(Raw records)

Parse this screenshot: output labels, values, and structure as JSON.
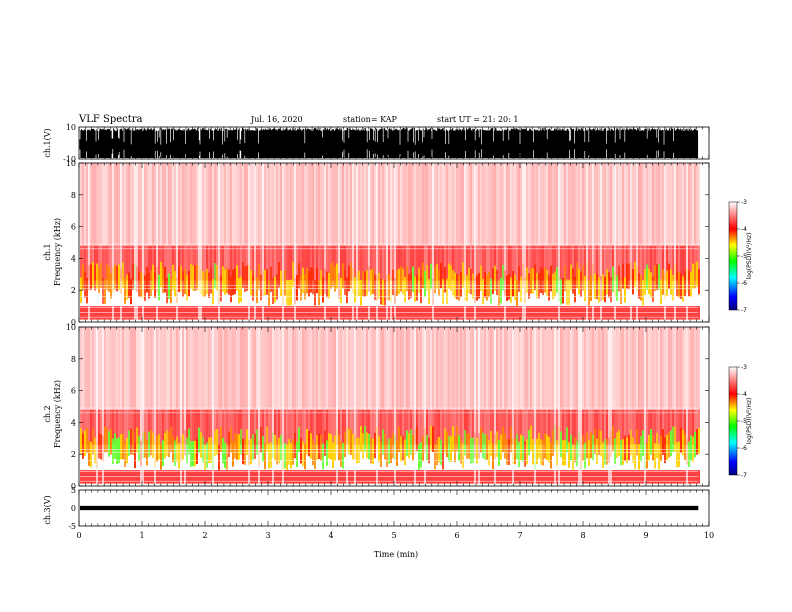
{
  "header": {
    "title": "VLF Spectra",
    "date": "Jul. 16, 2020",
    "station": "station= KAP",
    "start": "start UT = 21: 20: 1"
  },
  "chart_data": [
    {
      "type": "line",
      "name": "ch1-waveform",
      "ylabel": "ch.1(V)",
      "ylim": [
        -10,
        10
      ],
      "ytick_labels": [
        "10",
        "-10"
      ],
      "xlim": [
        0,
        10
      ]
    },
    {
      "type": "heatmap",
      "name": "ch1-spectrogram",
      "ylabel": "ch.1\nFrequency (kHz)",
      "ylim": [
        0,
        10
      ],
      "ytick_labels": [
        "0",
        "2",
        "4",
        "6",
        "8",
        "10"
      ],
      "xlim": [
        0,
        9.83
      ],
      "colorbar": {
        "label": "log(PSD)(V²/Hz)",
        "range": [
          -7,
          -3
        ],
        "tick_labels": [
          "-3",
          "-4",
          "-5",
          "-6",
          "-7"
        ]
      }
    },
    {
      "type": "heatmap",
      "name": "ch2-spectrogram",
      "ylabel": "ch.2\nFrequency (kHz)",
      "ylim": [
        0,
        10
      ],
      "ytick_labels": [
        "0",
        "2",
        "4",
        "6",
        "8",
        "10"
      ],
      "xlim": [
        0,
        9.83
      ],
      "colorbar": {
        "label": "log(PSD)(V²/Hz)",
        "range": [
          -7,
          -3
        ],
        "tick_labels": [
          "-3",
          "-4",
          "-5",
          "-6",
          "-7"
        ]
      }
    },
    {
      "type": "line",
      "name": "ch3-waveform",
      "ylabel": "ch.3(V)",
      "ylim": [
        -5,
        5
      ],
      "ytick_labels": [
        "5",
        "0",
        "-5"
      ],
      "xlim": [
        0,
        10
      ]
    }
  ],
  "xaxis": {
    "label": "Time (min)",
    "tick_labels": [
      "0",
      "1",
      "2",
      "3",
      "4",
      "5",
      "6",
      "7",
      "8",
      "9",
      "10"
    ],
    "range": [
      0,
      10
    ]
  },
  "colors": {
    "colormap": [
      "#000080",
      "#0000ff",
      "#00ffff",
      "#00ff00",
      "#ffff00",
      "#ff0000",
      "#ffffff"
    ],
    "waveform": "#000000"
  }
}
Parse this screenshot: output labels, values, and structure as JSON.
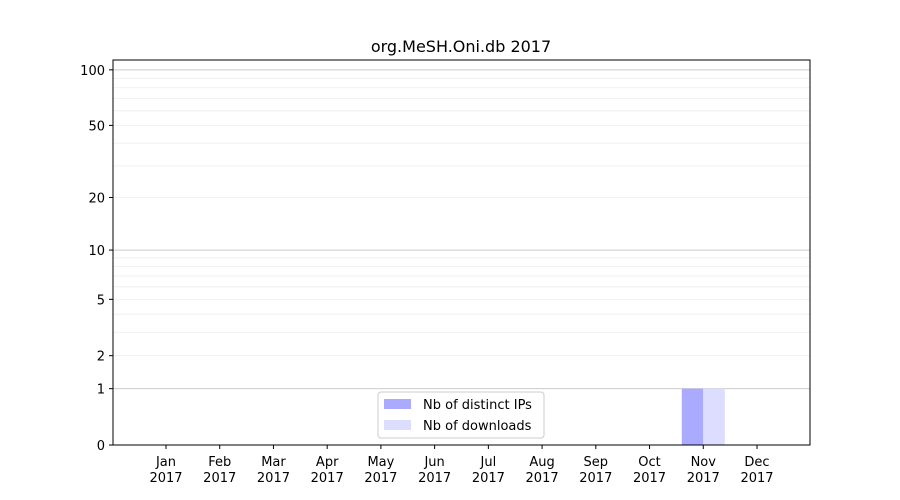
{
  "chart_data": {
    "type": "bar",
    "title": "org.MeSH.Oni.db 2017",
    "xlabel": "",
    "ylabel": "",
    "yscale": "log(1+y)",
    "ylim": [
      0,
      113
    ],
    "yticks": [
      0,
      1,
      2,
      5,
      10,
      20,
      50,
      100
    ],
    "ytick_labels": [
      "0",
      "1",
      "2",
      "5",
      "10",
      "20",
      "50",
      "100"
    ],
    "grid": true,
    "legend_position": "lower-center",
    "categories": [
      "Jan\n2017",
      "Feb\n2017",
      "Mar\n2017",
      "Apr\n2017",
      "May\n2017",
      "Jun\n2017",
      "Jul\n2017",
      "Aug\n2017",
      "Sep\n2017",
      "Oct\n2017",
      "Nov\n2017",
      "Dec\n2017"
    ],
    "series": [
      {
        "name": "Nb of distinct IPs",
        "color": "#aaaaff",
        "values": [
          0,
          0,
          0,
          0,
          0,
          0,
          0,
          0,
          0,
          0,
          1,
          0
        ]
      },
      {
        "name": "Nb of downloads",
        "color": "#ddddff",
        "values": [
          0,
          0,
          0,
          0,
          0,
          0,
          0,
          0,
          0,
          0,
          1,
          0
        ]
      }
    ]
  }
}
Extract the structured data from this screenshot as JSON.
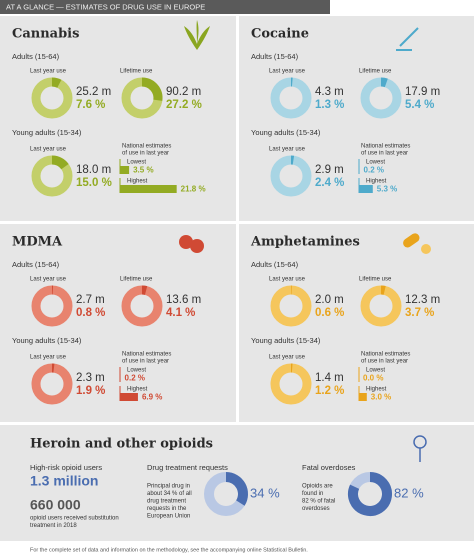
{
  "header": {
    "title": "AT A GLANCE — ESTIMATES OF DRUG USE IN EUROPE"
  },
  "panels": [
    {
      "title": "Cannabis",
      "color": "#c3cf6a",
      "accent": "#93ab23",
      "adults_label": "Adults (15-64)",
      "last_year_label": "Last year use",
      "last_year": {
        "count": "25.2 m",
        "pct": {
          "value": 7.6,
          "label": "7.6 %"
        }
      },
      "lifetime_label": "Lifetime use",
      "lifetime": {
        "count": "90.2 m",
        "pct": {
          "value": 27.2,
          "label": "27.2 %"
        }
      },
      "young_label": "Young adults (15-34)",
      "young_last_year_label": "Last year use",
      "young_last_year": {
        "count": "18.0 m",
        "pct": {
          "value": 15.0,
          "label": "15.0 %"
        }
      },
      "national_label": [
        "National estimates",
        "of use in last year"
      ],
      "lowest_label": "Lowest",
      "lowest": {
        "value": 3.5,
        "label": "3.5 %"
      },
      "highest_label": "Highest",
      "highest": {
        "value": 21.8,
        "label": "21.8 %"
      }
    },
    {
      "title": "Cocaine",
      "color": "#a8d5e4",
      "accent": "#4eaacb",
      "adults_label": "Adults (15-64)",
      "last_year_label": "Last year use",
      "last_year": {
        "count": "4.3 m",
        "pct": {
          "value": 1.3,
          "label": "1.3 %"
        }
      },
      "lifetime_label": "Lifetime use",
      "lifetime": {
        "count": "17.9 m",
        "pct": {
          "value": 5.4,
          "label": "5.4 %"
        }
      },
      "young_label": "Young adults (15-34)",
      "young_last_year_label": "Last year use",
      "young_last_year": {
        "count": "2.9 m",
        "pct": {
          "value": 2.4,
          "label": "2.4 %"
        }
      },
      "national_label": [
        "National estimates",
        "of use in last year"
      ],
      "lowest_label": "Lowest",
      "lowest": {
        "value": 0.2,
        "label": "0.2 %"
      },
      "highest_label": "Highest",
      "highest": {
        "value": 5.3,
        "label": "5.3 %"
      }
    },
    {
      "title": "MDMA",
      "color": "#e8836e",
      "accent": "#d04a34",
      "adults_label": "Adults (15-64)",
      "last_year_label": "Last year use",
      "last_year": {
        "count": "2.7 m",
        "pct": {
          "value": 0.8,
          "label": "0.8 %"
        }
      },
      "lifetime_label": "Lifetime use",
      "lifetime": {
        "count": "13.6 m",
        "pct": {
          "value": 4.1,
          "label": "4.1 %"
        }
      },
      "young_label": "Young adults (15-34)",
      "young_last_year_label": "Last year use",
      "young_last_year": {
        "count": "2.3 m",
        "pct": {
          "value": 1.9,
          "label": "1.9 %"
        }
      },
      "national_label": [
        "National estimates",
        "of use in last year"
      ],
      "lowest_label": "Lowest",
      "lowest": {
        "value": 0.2,
        "label": "0.2 %"
      },
      "highest_label": "Highest",
      "highest": {
        "value": 6.9,
        "label": "6.9 %"
      }
    },
    {
      "title": "Amphetamines",
      "color": "#f5c65c",
      "accent": "#e9a41c",
      "adults_label": "Adults (15-64)",
      "last_year_label": "Last year use",
      "last_year": {
        "count": "2.0 m",
        "pct": {
          "value": 0.6,
          "label": "0.6 %"
        }
      },
      "lifetime_label": "Lifetime use",
      "lifetime": {
        "count": "12.3 m",
        "pct": {
          "value": 3.7,
          "label": "3.7 %"
        }
      },
      "young_label": "Young adults (15-34)",
      "young_last_year_label": "Last year use",
      "young_last_year": {
        "count": "1.4 m",
        "pct": {
          "value": 1.2,
          "label": "1.2 %"
        }
      },
      "national_label": [
        "National estimates",
        "of use in last year"
      ],
      "lowest_label": "Lowest",
      "lowest": {
        "value": 0.0,
        "label": "0.0 %"
      },
      "highest_label": "Highest",
      "highest": {
        "value": 3.0,
        "label": "3.0 %"
      }
    }
  ],
  "heroin": {
    "title": "Heroin and other opioids",
    "color": "#4a6db0",
    "ring": "#b9c8e4",
    "high_risk_label": "High-risk opioid users",
    "high_risk_value": "1.3 million",
    "substitution_value": "660 000",
    "substitution_text": [
      "opioid users received substitution",
      "treatment in 2018"
    ],
    "treatment_label": "Drug treatment requests",
    "treatment_text": [
      "Principal drug in",
      "about 34 % of all",
      "drug treatment",
      "requests in the",
      "European Union"
    ],
    "treatment_pct": {
      "value": 34,
      "label": "34 %"
    },
    "overdose_label": "Fatal overdoses",
    "overdose_text": [
      "Opioids are",
      "found in",
      "82 % of fatal",
      "overdoses"
    ],
    "overdose_pct": {
      "value": 82,
      "label": "82 %"
    }
  },
  "footer": {
    "text": "For the complete set of data and information on the methodology, see the accompanying online Statistical Bulletin."
  }
}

● WHAT YOU SHOULD DO
Tell how many lines of the data include the word "spectrogram", and nothing else.

● TASK RESULT
2